■ **Data to use**
+-------+
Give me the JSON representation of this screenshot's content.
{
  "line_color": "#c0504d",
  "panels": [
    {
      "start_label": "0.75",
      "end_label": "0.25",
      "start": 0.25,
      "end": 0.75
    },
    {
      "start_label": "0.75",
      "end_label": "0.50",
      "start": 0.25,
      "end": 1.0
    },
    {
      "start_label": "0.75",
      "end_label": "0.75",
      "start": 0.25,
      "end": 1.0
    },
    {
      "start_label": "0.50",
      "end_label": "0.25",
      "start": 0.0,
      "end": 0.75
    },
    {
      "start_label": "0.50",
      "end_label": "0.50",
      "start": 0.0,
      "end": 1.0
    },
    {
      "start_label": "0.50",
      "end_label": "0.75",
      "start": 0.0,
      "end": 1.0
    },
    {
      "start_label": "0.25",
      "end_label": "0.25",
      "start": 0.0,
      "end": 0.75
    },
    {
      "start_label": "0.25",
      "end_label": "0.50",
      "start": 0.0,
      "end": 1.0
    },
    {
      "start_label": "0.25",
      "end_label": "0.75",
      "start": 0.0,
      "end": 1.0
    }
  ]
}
+-------+
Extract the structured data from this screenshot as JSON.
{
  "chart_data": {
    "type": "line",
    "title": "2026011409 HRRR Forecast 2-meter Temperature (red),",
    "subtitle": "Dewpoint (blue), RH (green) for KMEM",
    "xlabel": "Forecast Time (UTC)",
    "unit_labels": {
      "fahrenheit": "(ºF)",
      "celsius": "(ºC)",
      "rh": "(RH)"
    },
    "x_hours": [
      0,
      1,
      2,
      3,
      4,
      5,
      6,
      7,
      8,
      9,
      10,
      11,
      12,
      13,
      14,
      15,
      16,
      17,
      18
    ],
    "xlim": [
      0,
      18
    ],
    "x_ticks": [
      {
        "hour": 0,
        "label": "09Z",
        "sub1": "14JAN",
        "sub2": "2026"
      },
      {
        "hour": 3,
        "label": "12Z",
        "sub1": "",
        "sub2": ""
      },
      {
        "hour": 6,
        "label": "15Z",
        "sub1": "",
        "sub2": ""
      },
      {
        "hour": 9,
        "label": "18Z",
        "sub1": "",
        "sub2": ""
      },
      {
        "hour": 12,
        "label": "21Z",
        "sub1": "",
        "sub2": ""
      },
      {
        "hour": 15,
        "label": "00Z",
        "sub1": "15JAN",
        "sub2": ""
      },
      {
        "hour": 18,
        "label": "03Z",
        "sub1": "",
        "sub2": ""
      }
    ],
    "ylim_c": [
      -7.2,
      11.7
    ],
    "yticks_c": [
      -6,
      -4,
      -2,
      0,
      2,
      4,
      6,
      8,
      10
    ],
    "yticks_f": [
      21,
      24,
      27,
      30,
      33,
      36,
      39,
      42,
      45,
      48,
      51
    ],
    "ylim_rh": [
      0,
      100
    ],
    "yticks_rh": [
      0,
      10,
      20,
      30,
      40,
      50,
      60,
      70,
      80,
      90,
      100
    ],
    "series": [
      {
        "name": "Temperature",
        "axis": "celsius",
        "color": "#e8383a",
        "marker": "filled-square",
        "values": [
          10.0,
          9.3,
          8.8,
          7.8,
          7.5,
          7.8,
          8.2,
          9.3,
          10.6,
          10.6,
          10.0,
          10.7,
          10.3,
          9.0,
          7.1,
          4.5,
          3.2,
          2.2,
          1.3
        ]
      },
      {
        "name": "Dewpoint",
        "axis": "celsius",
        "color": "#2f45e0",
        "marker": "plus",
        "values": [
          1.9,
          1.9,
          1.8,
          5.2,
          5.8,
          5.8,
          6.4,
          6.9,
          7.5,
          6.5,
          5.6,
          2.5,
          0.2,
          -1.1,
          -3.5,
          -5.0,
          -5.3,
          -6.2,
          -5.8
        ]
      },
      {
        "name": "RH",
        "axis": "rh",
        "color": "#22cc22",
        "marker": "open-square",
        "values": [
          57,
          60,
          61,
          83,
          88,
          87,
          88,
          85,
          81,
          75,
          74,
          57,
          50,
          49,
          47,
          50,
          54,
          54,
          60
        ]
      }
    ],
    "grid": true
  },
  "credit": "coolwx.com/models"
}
+-------+
■ **Short exercise**
Pick out each line that holds the string "Temperature".

■ **Expected answer**
    "title": "2026011409 HRRR Forecast 2-meter Temperature (red),",
        "name": "Temperature",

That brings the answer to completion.